> _SHORT TASK_
Write the material out again exactly as it stands.

> _MATERIAL TO PROCESS_
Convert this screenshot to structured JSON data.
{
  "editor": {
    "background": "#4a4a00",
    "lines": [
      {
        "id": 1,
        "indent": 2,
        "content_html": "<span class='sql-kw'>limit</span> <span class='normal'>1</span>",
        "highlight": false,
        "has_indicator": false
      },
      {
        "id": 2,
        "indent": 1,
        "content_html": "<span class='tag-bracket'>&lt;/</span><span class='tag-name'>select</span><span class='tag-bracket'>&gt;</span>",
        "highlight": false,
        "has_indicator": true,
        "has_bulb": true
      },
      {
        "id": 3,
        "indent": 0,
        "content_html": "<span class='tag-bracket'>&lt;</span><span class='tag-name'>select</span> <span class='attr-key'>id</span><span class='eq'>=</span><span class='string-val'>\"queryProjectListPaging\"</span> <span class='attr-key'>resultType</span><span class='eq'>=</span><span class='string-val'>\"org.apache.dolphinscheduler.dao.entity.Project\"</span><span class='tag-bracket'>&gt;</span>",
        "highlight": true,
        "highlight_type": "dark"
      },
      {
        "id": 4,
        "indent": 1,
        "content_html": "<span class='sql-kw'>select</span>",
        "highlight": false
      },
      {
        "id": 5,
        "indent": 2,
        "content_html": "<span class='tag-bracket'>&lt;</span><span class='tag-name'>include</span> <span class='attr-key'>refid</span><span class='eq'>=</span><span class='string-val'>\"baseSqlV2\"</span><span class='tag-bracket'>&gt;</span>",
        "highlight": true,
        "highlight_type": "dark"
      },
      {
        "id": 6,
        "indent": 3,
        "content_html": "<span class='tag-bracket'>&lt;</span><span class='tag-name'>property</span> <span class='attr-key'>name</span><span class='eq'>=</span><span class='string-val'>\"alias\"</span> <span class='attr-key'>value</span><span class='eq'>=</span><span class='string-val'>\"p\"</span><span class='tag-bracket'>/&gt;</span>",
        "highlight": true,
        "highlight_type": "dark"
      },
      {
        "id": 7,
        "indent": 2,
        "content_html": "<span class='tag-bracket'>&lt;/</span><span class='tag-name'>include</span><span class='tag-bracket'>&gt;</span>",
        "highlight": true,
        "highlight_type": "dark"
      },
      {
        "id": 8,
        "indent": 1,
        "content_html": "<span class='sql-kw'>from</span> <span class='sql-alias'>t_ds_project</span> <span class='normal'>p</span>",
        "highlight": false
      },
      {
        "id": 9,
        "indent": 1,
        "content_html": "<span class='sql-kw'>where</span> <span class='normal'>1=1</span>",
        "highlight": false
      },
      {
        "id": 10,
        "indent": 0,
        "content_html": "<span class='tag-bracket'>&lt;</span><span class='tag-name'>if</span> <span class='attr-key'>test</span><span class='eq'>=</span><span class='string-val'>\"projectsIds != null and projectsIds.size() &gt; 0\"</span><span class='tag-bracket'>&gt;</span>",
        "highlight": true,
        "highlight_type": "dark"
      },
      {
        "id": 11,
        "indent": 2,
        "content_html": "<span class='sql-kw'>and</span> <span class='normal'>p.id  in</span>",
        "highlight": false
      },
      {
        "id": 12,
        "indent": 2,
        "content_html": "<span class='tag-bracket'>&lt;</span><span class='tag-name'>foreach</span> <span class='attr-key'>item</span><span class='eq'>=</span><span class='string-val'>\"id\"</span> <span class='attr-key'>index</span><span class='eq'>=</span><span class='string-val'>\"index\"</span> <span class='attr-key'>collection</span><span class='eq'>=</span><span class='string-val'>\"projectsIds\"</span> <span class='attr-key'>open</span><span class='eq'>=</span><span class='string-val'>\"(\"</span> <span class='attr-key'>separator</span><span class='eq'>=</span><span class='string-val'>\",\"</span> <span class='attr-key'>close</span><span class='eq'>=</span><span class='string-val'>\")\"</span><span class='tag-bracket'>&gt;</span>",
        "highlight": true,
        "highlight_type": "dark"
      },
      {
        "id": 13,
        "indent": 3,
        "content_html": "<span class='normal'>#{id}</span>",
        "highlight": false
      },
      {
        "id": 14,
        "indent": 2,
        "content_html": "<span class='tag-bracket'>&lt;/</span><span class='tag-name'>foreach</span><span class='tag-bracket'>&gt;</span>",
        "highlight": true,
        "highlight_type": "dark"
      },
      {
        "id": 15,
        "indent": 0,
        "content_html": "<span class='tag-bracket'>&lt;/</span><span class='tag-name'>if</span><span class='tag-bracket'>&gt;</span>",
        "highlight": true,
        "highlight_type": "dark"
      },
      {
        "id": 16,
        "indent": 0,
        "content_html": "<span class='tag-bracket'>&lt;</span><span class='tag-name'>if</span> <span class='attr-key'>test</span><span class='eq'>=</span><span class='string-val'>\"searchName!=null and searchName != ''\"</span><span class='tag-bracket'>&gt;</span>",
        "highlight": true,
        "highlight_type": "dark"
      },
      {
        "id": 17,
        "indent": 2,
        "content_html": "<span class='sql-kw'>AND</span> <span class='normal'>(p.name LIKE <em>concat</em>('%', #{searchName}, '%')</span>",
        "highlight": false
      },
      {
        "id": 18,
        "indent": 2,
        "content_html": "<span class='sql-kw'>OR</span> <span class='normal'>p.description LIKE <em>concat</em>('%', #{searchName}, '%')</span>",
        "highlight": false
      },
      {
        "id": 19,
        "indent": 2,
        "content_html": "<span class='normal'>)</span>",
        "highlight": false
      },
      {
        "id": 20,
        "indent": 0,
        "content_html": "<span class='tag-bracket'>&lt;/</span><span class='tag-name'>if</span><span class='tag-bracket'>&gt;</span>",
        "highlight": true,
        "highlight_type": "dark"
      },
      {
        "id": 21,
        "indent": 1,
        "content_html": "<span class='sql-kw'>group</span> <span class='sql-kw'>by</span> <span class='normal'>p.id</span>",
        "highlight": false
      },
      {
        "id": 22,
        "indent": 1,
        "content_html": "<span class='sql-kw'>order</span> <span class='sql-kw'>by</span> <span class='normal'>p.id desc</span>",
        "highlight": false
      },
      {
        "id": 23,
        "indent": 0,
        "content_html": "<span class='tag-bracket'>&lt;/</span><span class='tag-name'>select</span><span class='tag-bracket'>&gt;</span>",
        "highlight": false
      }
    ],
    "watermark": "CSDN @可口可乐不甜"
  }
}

> _TASK ANSWER_
Convert this screenshot to structured JSON data.
{
  "editor": {
    "background": "#4a4a00",
    "lines": [
      {
        "id": 1,
        "indent": 2,
        "content_html": "<span class='sql-kw'>limit</span> <span class='normal'>1</span>",
        "highlight": false,
        "has_indicator": false
      },
      {
        "id": 2,
        "indent": 1,
        "content_html": "<span class='tag-bracket'>&lt;/</span><span class='tag-name'>select</span><span class='tag-bracket'>&gt;</span>",
        "highlight": false,
        "has_indicator": true,
        "has_bulb": true
      },
      {
        "id": 3,
        "indent": 0,
        "content_html": "<span class='tag-bracket'>&lt;</span><span class='tag-name'>select</span> <span class='attr-key'>id</span><span class='eq'>=</span><span class='string-val'>\"queryProjectListPaging\"</span> <span class='attr-key'>resultType</span><span class='eq'>=</span><span class='string-val'>\"org.apache.dolphinscheduler.dao.entity.Project\"</span><span class='tag-bracket'>&gt;</span>",
        "highlight": true,
        "highlight_type": "dark"
      },
      {
        "id": 4,
        "indent": 1,
        "content_html": "<span class='sql-kw'>select</span>",
        "highlight": false
      },
      {
        "id": 5,
        "indent": 2,
        "content_html": "<span class='tag-bracket'>&lt;</span><span class='tag-name'>include</span> <span class='attr-key'>refid</span><span class='eq'>=</span><span class='string-val'>\"baseSqlV2\"</span><span class='tag-bracket'>&gt;</span>",
        "highlight": true,
        "highlight_type": "dark"
      },
      {
        "id": 6,
        "indent": 3,
        "content_html": "<span class='tag-bracket'>&lt;</span><span class='tag-name'>property</span> <span class='attr-key'>name</span><span class='eq'>=</span><span class='string-val'>\"alias\"</span> <span class='attr-key'>value</span><span class='eq'>=</span><span class='string-val'>\"p\"</span><span class='tag-bracket'>/&gt;</span>",
        "highlight": true,
        "highlight_type": "dark"
      },
      {
        "id": 7,
        "indent": 2,
        "content_html": "<span class='tag-bracket'>&lt;/</span><span class='tag-name'>include</span><span class='tag-bracket'>&gt;</span>",
        "highlight": true,
        "highlight_type": "dark"
      },
      {
        "id": 8,
        "indent": 1,
        "content_html": "<span class='sql-kw'>from</span> <span class='sql-alias'>t_ds_project</span> <span class='normal'>p</span>",
        "highlight": false
      },
      {
        "id": 9,
        "indent": 1,
        "content_html": "<span class='sql-kw'>where</span> <span class='normal'>1=1</span>",
        "highlight": false
      },
      {
        "id": 10,
        "indent": 0,
        "content_html": "<span class='tag-bracket'>&lt;</span><span class='tag-name'>if</span> <span class='attr-key'>test</span><span class='eq'>=</span><span class='string-val'>\"projectsIds != null and projectsIds.size() &gt; 0\"</span><span class='tag-bracket'>&gt;</span>",
        "highlight": true,
        "highlight_type": "dark"
      },
      {
        "id": 11,
        "indent": 2,
        "content_html": "<span class='sql-kw'>and</span> <span class='normal'>p.id  in</span>",
        "highlight": false
      },
      {
        "id": 12,
        "indent": 2,
        "content_html": "<span class='tag-bracket'>&lt;</span><span class='tag-name'>foreach</span> <span class='attr-key'>item</span><span class='eq'>=</span><span class='string-val'>\"id\"</span> <span class='attr-key'>index</span><span class='eq'>=</span><span class='string-val'>\"index\"</span> <span class='attr-key'>collection</span><span class='eq'>=</span><span class='string-val'>\"projectsIds\"</span> <span class='attr-key'>open</span><span class='eq'>=</span><span class='string-val'>\"(\"</span> <span class='attr-key'>separator</span><span class='eq'>=</span><span class='string-val'>\",\"</span> <span class='attr-key'>close</span><span class='eq'>=</span><span class='string-val'>\")\"</span><span class='tag-bracket'>&gt;</span>",
        "highlight": true,
        "highlight_type": "dark"
      },
      {
        "id": 13,
        "indent": 3,
        "content_html": "<span class='normal'>#{id}</span>",
        "highlight": false
      },
      {
        "id": 14,
        "indent": 2,
        "content_html": "<span class='tag-bracket'>&lt;/</span><span class='tag-name'>foreach</span><span class='tag-bracket'>&gt;</span>",
        "highlight": true,
        "highlight_type": "dark"
      },
      {
        "id": 15,
        "indent": 0,
        "content_html": "<span class='tag-bracket'>&lt;/</span><span class='tag-name'>if</span><span class='tag-bracket'>&gt;</span>",
        "highlight": true,
        "highlight_type": "dark"
      },
      {
        "id": 16,
        "indent": 0,
        "content_html": "<span class='tag-bracket'>&lt;</span><span class='tag-name'>if</span> <span class='attr-key'>test</span><span class='eq'>=</span><span class='string-val'>\"searchName!=null and searchName != ''\"</span><span class='tag-bracket'>&gt;</span>",
        "highlight": true,
        "highlight_type": "dark"
      },
      {
        "id": 17,
        "indent": 2,
        "content_html": "<span class='sql-kw'>AND</span> <span class='normal'>(p.name LIKE <em>concat</em>('%', #{searchName}, '%')</span>",
        "highlight": false
      },
      {
        "id": 18,
        "indent": 2,
        "content_html": "<span class='sql-kw'>OR</span> <span class='normal'>p.description LIKE <em>concat</em>('%', #{searchName}, '%')</span>",
        "highlight": false
      },
      {
        "id": 19,
        "indent": 2,
        "content_html": "<span class='normal'>)</span>",
        "highlight": false
      },
      {
        "id": 20,
        "indent": 0,
        "content_html": "<span class='tag-bracket'>&lt;/</span><span class='tag-name'>if</span><span class='tag-bracket'>&gt;</span>",
        "highlight": true,
        "highlight_type": "dark"
      },
      {
        "id": 21,
        "indent": 1,
        "content_html": "<span class='sql-kw'>group</span> <span class='sql-kw'>by</span> <span class='normal'>p.id</span>",
        "highlight": false
      },
      {
        "id": 22,
        "indent": 1,
        "content_html": "<span class='sql-kw'>order</span> <span class='sql-kw'>by</span> <span class='normal'>p.id desc</span>",
        "highlight": false
      },
      {
        "id": 23,
        "indent": 0,
        "content_html": "<span class='tag-bracket'>&lt;/</span><span class='tag-name'>select</span><span class='tag-bracket'>&gt;</span>",
        "highlight": false
      }
    ],
    "watermark": "CSDN @可口可乐不甜"
  }
}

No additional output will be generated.